WHAT IS EXPECTED
Could you reproduce, word for word, the lines of the data below, starting at the line that has "424, 161, 445]" and stopping after the line that has "send-backward-button[interactable]: [326, 43, 350, 67]"?

SOURCE RECORDS

============

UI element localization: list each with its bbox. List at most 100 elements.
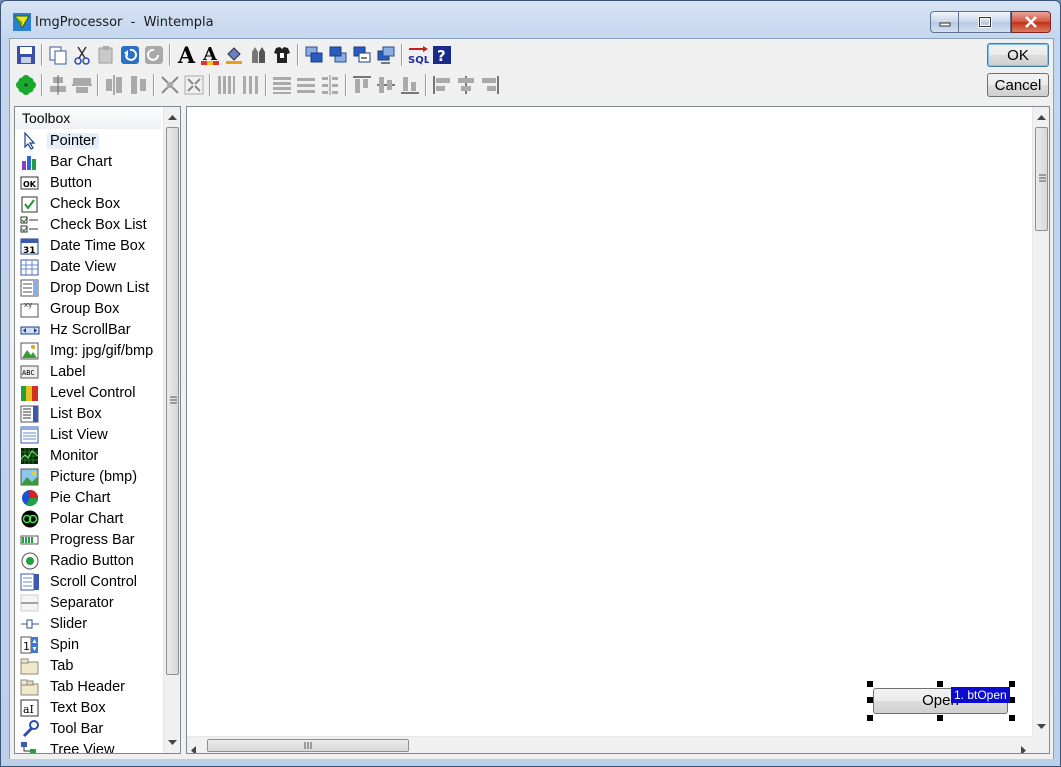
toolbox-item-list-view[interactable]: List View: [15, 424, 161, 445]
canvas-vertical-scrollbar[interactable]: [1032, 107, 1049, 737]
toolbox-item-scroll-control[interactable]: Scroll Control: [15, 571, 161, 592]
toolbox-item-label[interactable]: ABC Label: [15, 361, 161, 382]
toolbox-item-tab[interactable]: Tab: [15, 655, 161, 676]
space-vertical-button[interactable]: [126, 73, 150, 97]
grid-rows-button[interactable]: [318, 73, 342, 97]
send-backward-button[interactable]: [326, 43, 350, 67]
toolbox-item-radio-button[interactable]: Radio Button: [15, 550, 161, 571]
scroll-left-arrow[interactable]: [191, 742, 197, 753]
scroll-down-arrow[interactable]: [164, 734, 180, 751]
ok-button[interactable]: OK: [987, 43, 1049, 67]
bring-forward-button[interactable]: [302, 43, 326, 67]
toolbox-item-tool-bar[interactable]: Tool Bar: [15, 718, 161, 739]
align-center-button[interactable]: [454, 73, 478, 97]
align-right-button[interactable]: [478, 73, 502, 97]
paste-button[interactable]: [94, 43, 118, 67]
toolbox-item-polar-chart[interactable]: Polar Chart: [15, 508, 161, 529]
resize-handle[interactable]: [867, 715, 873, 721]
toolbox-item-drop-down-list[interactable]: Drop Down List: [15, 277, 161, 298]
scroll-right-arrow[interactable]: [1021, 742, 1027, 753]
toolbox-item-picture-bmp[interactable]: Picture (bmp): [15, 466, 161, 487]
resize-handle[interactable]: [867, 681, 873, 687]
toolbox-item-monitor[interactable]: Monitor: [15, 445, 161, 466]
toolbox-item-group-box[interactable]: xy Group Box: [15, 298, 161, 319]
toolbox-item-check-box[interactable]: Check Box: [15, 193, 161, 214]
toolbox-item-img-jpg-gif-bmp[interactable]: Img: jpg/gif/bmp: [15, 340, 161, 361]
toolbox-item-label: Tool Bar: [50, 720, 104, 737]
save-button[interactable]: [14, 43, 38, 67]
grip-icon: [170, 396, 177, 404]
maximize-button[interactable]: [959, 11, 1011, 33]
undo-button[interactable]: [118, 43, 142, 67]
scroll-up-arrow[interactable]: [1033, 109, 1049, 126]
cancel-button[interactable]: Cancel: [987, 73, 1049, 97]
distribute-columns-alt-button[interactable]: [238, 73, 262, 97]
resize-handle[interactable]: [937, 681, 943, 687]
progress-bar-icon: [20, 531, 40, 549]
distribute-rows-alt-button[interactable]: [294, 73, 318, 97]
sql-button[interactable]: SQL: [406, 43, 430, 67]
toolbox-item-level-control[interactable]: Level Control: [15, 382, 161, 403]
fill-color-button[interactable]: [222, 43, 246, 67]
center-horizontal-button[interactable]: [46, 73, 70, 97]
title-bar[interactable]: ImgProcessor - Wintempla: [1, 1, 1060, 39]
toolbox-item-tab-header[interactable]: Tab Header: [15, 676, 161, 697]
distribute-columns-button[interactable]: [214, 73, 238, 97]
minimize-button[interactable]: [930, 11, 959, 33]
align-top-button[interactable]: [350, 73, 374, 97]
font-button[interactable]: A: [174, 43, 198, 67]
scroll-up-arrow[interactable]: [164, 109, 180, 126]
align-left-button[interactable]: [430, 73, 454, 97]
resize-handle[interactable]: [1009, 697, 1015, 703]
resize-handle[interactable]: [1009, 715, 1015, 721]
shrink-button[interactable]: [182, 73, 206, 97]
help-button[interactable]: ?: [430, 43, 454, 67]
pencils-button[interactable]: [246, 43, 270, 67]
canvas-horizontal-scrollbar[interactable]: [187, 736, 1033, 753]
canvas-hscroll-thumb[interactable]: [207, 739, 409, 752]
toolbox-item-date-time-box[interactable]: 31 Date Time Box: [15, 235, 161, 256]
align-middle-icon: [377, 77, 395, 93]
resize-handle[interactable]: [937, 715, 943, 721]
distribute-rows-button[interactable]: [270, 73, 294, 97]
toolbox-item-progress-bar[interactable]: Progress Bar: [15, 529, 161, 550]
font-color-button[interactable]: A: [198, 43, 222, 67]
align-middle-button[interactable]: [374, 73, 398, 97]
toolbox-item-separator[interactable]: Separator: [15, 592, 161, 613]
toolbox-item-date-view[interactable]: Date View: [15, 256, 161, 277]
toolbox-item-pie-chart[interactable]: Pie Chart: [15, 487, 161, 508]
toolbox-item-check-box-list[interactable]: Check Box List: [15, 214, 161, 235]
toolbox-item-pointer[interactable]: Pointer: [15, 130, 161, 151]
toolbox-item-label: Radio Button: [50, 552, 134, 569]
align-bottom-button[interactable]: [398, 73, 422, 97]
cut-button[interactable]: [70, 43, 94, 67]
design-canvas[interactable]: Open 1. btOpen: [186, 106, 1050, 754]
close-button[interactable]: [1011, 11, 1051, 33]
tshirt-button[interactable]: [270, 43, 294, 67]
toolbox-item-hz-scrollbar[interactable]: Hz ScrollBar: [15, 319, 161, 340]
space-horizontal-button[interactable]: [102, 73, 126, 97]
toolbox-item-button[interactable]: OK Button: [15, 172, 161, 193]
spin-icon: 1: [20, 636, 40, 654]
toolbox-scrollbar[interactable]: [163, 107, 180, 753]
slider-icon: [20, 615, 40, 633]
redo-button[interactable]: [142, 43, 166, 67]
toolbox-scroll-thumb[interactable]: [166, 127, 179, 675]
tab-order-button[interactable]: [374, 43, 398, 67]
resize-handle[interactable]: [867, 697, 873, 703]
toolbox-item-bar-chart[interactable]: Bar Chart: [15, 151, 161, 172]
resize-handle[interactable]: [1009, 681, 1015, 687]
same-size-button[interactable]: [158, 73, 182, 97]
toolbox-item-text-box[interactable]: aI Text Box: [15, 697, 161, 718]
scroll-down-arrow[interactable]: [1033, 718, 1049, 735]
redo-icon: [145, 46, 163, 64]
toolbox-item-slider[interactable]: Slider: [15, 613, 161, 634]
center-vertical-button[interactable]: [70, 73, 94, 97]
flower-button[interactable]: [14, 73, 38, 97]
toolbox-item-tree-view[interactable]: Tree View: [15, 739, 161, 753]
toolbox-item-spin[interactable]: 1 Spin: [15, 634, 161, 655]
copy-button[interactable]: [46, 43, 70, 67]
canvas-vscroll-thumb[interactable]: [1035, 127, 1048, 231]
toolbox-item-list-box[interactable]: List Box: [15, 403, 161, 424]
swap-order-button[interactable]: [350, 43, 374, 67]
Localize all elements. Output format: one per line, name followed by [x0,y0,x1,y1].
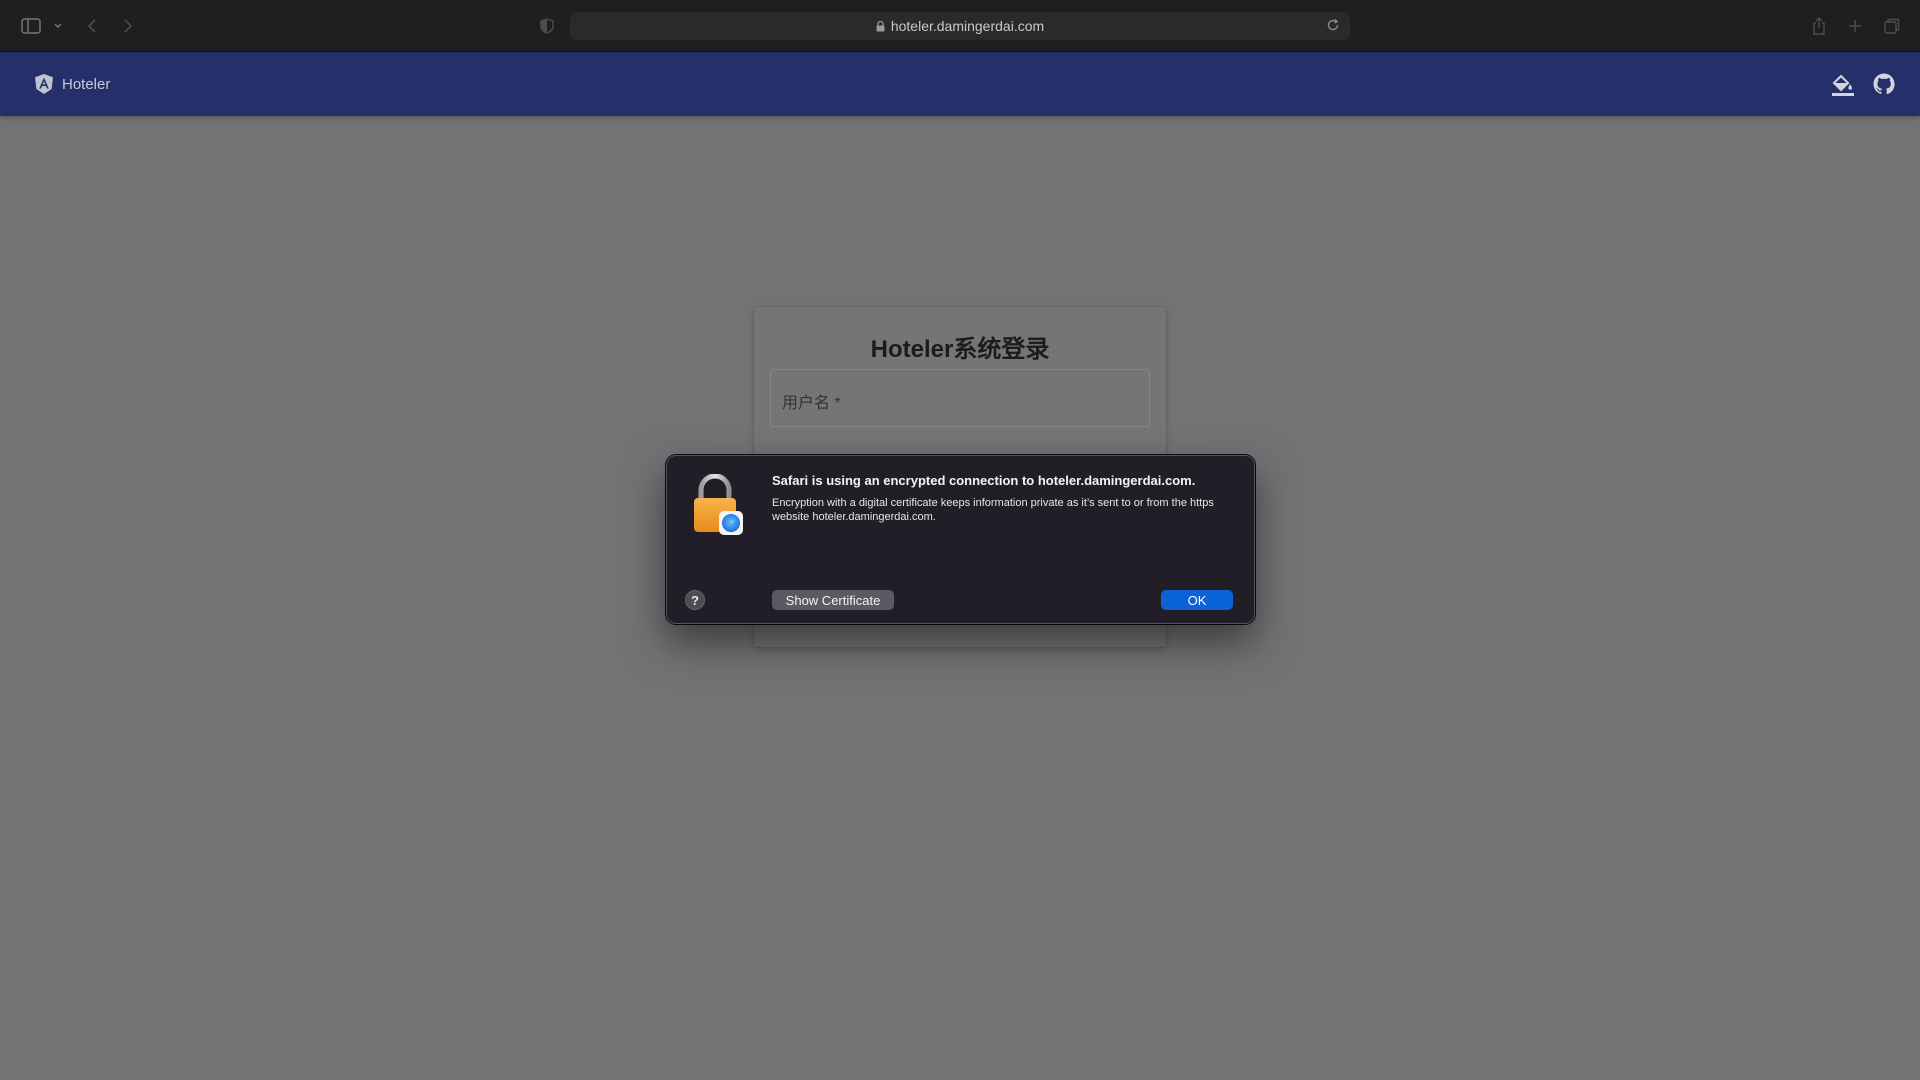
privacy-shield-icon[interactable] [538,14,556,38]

============

RESULT BELOW
toolbox-item-list-view[interactable]: List View: [15, 424, 161, 445]
canvas-vertical-scrollbar[interactable]: [1032, 107, 1049, 737]
toolbox-item-scroll-control[interactable]: Scroll Control: [15, 571, 161, 592]
toolbox-item-label[interactable]: ABC Label: [15, 361, 161, 382]
toolbox-item-tab[interactable]: Tab: [15, 655, 161, 676]
space-vertical-button[interactable]: [126, 73, 150, 97]
grid-rows-button[interactable]: [318, 73, 342, 97]
send-backward-button[interactable]: [326, 43, 350, 67]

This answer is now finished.